(Dataset items)
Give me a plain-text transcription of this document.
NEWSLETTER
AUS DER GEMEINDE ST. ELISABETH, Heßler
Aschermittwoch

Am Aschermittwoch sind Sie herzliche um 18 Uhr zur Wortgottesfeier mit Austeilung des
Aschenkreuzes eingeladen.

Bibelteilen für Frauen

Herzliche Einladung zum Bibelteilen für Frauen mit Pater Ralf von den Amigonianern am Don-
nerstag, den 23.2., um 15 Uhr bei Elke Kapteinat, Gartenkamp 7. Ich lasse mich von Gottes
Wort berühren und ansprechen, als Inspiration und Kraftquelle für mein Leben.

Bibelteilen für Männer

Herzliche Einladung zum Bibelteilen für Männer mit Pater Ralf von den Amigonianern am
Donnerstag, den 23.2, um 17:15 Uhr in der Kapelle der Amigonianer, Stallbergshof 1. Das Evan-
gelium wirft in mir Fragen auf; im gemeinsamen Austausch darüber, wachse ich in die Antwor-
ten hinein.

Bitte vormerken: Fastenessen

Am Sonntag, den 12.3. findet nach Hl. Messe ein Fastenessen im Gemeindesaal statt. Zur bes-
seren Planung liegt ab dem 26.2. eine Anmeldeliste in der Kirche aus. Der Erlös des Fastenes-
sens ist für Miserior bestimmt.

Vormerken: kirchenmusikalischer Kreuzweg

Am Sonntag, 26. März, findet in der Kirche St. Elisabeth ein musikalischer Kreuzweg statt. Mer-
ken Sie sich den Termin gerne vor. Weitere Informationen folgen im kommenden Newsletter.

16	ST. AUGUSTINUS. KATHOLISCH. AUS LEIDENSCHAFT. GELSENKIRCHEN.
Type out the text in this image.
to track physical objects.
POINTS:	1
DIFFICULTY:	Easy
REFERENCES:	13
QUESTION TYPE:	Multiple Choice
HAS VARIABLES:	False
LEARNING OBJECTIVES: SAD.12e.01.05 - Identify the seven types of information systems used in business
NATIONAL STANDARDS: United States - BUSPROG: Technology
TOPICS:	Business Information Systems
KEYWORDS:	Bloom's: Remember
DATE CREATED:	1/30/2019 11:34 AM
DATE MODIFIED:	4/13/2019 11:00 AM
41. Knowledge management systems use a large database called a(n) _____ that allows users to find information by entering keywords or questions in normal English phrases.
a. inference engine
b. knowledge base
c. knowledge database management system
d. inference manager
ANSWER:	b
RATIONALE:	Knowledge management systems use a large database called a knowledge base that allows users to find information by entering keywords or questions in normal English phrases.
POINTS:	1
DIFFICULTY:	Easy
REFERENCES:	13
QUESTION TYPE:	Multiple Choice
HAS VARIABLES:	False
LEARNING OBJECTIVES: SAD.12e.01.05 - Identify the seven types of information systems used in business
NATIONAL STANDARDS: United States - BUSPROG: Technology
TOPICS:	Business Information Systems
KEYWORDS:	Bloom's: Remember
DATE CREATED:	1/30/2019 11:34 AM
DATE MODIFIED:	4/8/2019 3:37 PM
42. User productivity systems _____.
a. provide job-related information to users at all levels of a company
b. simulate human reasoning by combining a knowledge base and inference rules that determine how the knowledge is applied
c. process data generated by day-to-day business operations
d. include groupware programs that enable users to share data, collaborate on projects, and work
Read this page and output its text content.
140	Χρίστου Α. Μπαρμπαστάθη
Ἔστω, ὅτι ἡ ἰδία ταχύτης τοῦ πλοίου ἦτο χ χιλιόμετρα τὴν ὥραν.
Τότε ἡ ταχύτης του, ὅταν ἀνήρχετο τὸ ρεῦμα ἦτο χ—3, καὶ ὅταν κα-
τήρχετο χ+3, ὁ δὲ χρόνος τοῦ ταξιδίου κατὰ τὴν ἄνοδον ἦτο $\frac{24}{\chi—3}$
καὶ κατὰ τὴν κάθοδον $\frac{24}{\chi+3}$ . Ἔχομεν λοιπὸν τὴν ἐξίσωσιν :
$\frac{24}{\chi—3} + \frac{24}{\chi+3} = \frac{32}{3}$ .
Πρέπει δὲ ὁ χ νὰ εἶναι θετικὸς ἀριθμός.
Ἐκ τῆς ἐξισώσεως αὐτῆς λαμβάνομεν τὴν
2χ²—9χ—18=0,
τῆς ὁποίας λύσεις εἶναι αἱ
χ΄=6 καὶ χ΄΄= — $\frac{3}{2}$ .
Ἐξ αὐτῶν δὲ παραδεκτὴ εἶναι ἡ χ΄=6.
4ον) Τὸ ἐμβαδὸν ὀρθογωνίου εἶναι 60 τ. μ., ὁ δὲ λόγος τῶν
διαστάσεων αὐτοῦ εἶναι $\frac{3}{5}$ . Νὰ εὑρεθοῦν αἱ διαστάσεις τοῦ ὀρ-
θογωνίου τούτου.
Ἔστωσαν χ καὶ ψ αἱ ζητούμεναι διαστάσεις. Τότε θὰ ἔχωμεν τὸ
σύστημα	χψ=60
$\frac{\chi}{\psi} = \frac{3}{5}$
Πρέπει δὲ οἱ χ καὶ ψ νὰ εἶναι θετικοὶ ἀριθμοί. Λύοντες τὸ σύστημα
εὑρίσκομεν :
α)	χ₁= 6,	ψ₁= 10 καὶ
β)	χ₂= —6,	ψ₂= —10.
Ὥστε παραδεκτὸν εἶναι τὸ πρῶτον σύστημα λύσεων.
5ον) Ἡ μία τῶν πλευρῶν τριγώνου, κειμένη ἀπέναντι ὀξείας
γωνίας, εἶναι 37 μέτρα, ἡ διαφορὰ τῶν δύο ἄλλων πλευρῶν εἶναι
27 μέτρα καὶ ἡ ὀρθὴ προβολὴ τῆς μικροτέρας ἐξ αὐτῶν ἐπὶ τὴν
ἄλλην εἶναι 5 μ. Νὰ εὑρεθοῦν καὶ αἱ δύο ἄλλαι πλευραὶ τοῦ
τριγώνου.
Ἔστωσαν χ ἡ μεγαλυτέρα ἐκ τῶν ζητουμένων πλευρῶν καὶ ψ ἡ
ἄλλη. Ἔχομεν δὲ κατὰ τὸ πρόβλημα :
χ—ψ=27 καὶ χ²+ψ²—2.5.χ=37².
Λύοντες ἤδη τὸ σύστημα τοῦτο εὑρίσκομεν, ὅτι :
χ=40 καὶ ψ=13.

EXERCISE
Each line must be given again exactly as written above.

EXERCISE RESPONSE
Give me a plain-text transcription of this document.
NEWSLETTER
AUS DER GEMEINDE ST. ELISABETH, Heßler
Aschermittwoch

Am Aschermittwoch sind Sie herzliche um 18 Uhr zur Wortgottesfeier mit Austeilung des
Aschenkreuzes eingeladen.

Bibelteilen für Frauen

Herzliche Einladung zum Bibelteilen für Frauen mit Pater Ralf von den Amigonianern am Don-
nerstag, den 23.2., um 15 Uhr bei Elke Kapteinat, Gartenkamp 7. Ich lasse mich von Gottes
Wort berühren und ansprechen, als Inspiration und Kraftquelle für mein Leben.

Bibelteilen für Männer

Herzliche Einladung zum Bibelteilen für Männer mit Pater Ralf von den Amigonianern am
Donnerstag, den 23.2, um 17:15 Uhr in der Kapelle der Amigonianer, Stallbergshof 1. Das Evan-
gelium wirft in mir Fragen auf; im gemeinsamen Austausch darüber, wachse ich in die Antwor-
ten hinein.

Bitte vormerken: Fastenessen

Am Sonntag, den 12.3. findet nach Hl. Messe ein Fastenessen im Gemeindesaal statt. Zur bes-
seren Planung liegt ab dem 26.2. eine Anmeldeliste in der Kirche aus. Der Erlös des Fastenes-
sens ist für Miserior bestimmt.

Vormerken: kirchenmusikalischer Kreuzweg

Am Sonntag, 26. März, findet in der Kirche St. Elisabeth ein musikalischer Kreuzweg statt. Mer-
ken Sie sich den Termin gerne vor. Weitere Informationen folgen im kommenden Newsletter.

16	ST. AUGUSTINUS. KATHOLISCH. AUS LEIDENSCHAFT. GELSENKIRCHEN.
Type out the text in this image.
to track physical objects.
POINTS:	1
DIFFICULTY:	Easy
REFERENCES:	13
QUESTION TYPE:	Multiple Choice
HAS VARIABLES:	False
LEARNING OBJECTIVES: SAD.12e.01.05 - Identify the seven types of information systems used in business
NATIONAL STANDARDS: United States - BUSPROG: Technology
TOPICS:	Business Information Systems
KEYWORDS:	Bloom's: Remember
DATE CREATED:	1/30/2019 11:34 AM
DATE MODIFIED:	4/13/2019 11:00 AM
41. Knowledge management systems use a large database called a(n) _____ that allows users to find information by entering keywords or questions in normal English phrases.
a. inference engine
b. knowledge base
c. knowledge database management system
d. inference manager
ANSWER:	b
RATIONALE:	Knowledge management systems use a large database called a knowledge base that allows users to find information by entering keywords or questions in normal English phrases.
POINTS:	1
DIFFICULTY:	Easy
REFERENCES:	13
QUESTION TYPE:	Multiple Choice
HAS VARIABLES:	False
LEARNING OBJECTIVES: SAD.12e.01.05 - Identify the seven types of information systems used in business
NATIONAL STANDARDS: United States - BUSPROG: Technology
TOPICS:	Business Information Systems
KEYWORDS:	Bloom's: Remember
DATE CREATED:	1/30/2019 11:34 AM
DATE MODIFIED:	4/8/2019 3:37 PM
42. User productivity systems _____.
a. provide job-related information to users at all levels of a company
b. simulate human reasoning by combining a knowledge base and inference rules that determine how the knowledge is applied
c. process data generated by day-to-day business operations
d. include groupware programs that enable users to share data, collaborate on projects, and work
Read this page and output its text content.
140	Χρίστου Α. Μπαρμπαστάθη
Ἔστω, ὅτι ἡ ἰδία ταχύτης τοῦ πλοίου ἦτο χ χιλιόμετρα τὴν ὥραν.
Τότε ἡ ταχύτης του, ὅταν ἀνήρχετο τὸ ρεῦμα ἦτο χ—3, καὶ ὅταν κα-
τήρχετο χ+3, ὁ δὲ χρόνος τοῦ ταξιδίου κατὰ τὴν ἄνοδον ἦτο $\frac{24}{\chi—3}$
καὶ κατὰ τὴν κάθοδον $\frac{24}{\chi+3}$ . Ἔχομεν λοιπὸν τὴν ἐξίσωσιν :
$\frac{24}{\chi—3} + \frac{24}{\chi+3} = \frac{32}{3}$ .
Πρέπει δὲ ὁ χ νὰ εἶναι θετικὸς ἀριθμός.
Ἐκ τῆς ἐξισώσεως αὐτῆς λαμβάνομεν τὴν
2χ²—9χ—18=0,
τῆς ὁποίας λύσεις εἶναι αἱ
χ΄=6 καὶ χ΄΄= — $\frac{3}{2}$ .
Ἐξ αὐτῶν δὲ παραδεκτὴ εἶναι ἡ χ΄=6.
4ον) Τὸ ἐμβαδὸν ὀρθογωνίου εἶναι 60 τ. μ., ὁ δὲ λόγος τῶν
διαστάσεων αὐτοῦ εἶναι $\frac{3}{5}$ . Νὰ εὑρεθοῦν αἱ διαστάσεις τοῦ ὀρ-
θογωνίου τούτου.
Ἔστωσαν χ καὶ ψ αἱ ζητούμεναι διαστάσεις. Τότε θὰ ἔχωμεν τὸ
σύστημα	χψ=60
$\frac{\chi}{\psi} = \frac{3}{5}$
Πρέπει δὲ οἱ χ καὶ ψ νὰ εἶναι θετικοὶ ἀριθμοί. Λύοντες τὸ σύστημα
εὑρίσκομεν :
α)	χ₁= 6,	ψ₁= 10 καὶ
β)	χ₂= —6,	ψ₂= —10.
Ὥστε παραδεκτὸν εἶναι τὸ πρῶτον σύστημα λύσεων.
5ον) Ἡ μία τῶν πλευρῶν τριγώνου, κειμένη ἀπέναντι ὀξείας
γωνίας, εἶναι 37 μέτρα, ἡ διαφορὰ τῶν δύο ἄλλων πλευρῶν εἶναι
27 μέτρα καὶ ἡ ὀρθὴ προβολὴ τῆς μικροτέρας ἐξ αὐτῶν ἐπὶ τὴν
ἄλλην εἶναι 5 μ. Νὰ εὑρεθοῦν καὶ αἱ δύο ἄλλαι πλευραὶ τοῦ
τριγώνου.
Ἔστωσαν χ ἡ μεγαλυτέρα ἐκ τῶν ζητουμένων πλευρῶν καὶ ψ ἡ
ἄλλη. Ἔχομεν δὲ κατὰ τὸ πρόβλημα :
χ—ψ=27 καὶ χ²+ψ²—2.5.χ=37².
Λύοντες ἤδη τὸ σύστημα τοῦτο εὑρίσκομεν, ὅτι :
χ=40 καὶ ψ=13.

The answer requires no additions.